• [The exercise]: Reproduce each line from the records that holds "Kombinate".

• [Raw records]:

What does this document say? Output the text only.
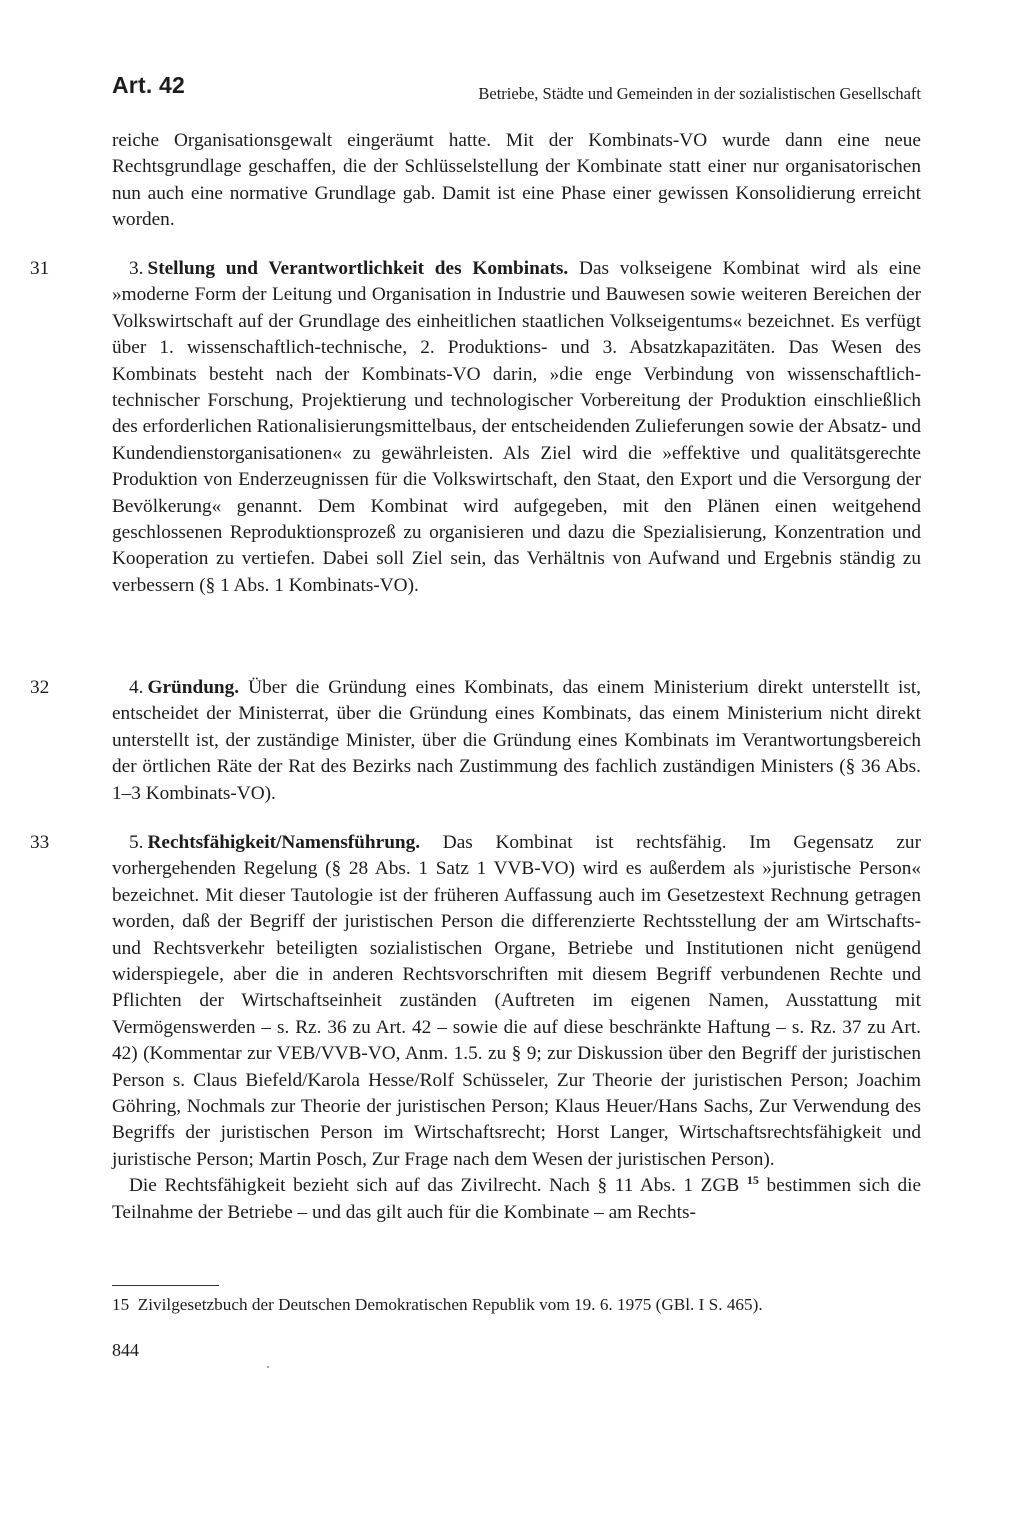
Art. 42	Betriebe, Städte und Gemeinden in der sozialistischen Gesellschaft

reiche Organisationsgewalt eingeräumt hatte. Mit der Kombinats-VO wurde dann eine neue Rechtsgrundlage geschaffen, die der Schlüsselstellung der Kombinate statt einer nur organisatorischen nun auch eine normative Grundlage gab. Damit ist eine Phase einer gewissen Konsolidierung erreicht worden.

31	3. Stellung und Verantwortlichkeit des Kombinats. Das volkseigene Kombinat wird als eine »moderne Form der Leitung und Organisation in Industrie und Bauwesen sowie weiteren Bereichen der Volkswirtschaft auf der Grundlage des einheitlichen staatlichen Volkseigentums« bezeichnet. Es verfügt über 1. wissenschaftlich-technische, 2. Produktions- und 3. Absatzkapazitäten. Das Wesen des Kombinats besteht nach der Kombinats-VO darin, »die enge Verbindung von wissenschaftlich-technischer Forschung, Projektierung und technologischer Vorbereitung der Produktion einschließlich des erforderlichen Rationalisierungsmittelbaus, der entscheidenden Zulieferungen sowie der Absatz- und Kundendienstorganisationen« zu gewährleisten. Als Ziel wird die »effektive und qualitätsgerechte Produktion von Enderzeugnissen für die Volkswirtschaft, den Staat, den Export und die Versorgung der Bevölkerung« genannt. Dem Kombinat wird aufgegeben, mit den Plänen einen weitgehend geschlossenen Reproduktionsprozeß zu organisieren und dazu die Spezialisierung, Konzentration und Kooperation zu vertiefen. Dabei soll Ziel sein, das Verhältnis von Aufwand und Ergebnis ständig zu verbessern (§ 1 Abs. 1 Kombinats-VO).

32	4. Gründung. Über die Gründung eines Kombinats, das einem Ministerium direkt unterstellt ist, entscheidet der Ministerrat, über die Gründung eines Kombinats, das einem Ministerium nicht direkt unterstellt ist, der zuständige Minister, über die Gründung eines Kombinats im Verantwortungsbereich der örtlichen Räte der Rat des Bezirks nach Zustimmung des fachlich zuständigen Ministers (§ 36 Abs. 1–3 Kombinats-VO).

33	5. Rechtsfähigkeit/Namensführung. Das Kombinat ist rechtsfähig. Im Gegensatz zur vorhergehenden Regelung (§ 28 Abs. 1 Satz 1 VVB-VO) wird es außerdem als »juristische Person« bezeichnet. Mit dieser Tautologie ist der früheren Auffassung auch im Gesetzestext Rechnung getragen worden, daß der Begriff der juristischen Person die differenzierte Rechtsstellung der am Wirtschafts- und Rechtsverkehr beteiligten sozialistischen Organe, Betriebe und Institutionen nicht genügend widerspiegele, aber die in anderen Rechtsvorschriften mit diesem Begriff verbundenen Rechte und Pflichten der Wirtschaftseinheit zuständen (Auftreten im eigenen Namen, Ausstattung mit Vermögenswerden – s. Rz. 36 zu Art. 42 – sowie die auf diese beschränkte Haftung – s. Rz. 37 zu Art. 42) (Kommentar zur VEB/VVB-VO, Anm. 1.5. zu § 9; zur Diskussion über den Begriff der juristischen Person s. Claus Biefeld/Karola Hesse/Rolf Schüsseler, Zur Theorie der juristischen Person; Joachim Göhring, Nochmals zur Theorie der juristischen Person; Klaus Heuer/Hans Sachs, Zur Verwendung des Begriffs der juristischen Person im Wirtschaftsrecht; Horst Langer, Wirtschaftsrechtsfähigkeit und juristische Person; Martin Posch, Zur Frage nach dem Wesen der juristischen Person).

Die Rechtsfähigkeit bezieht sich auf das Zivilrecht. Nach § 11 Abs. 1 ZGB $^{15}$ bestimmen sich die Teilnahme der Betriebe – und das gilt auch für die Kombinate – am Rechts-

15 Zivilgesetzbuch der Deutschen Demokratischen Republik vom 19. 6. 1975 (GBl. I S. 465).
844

• [Response for this exercise]:
reiche Organisationsgewalt eingeräumt hatte. Mit der Kombinats-VO wurde dann eine neue Rechtsgrundlage geschaffen, die der Schlüsselstellung der Kombinate statt einer nur organisatorischen nun auch eine normative Grundlage gab. Damit ist eine Phase einer gewissen Konsolidierung erreicht worden.
Die Rechtsfähigkeit bezieht sich auf das Zivilrecht. Nach § 11 Abs. 1 ZGB $^{15}$ bestimmen sich die Teilnahme der Betriebe – und das gilt auch für die Kombinate – am Rechts-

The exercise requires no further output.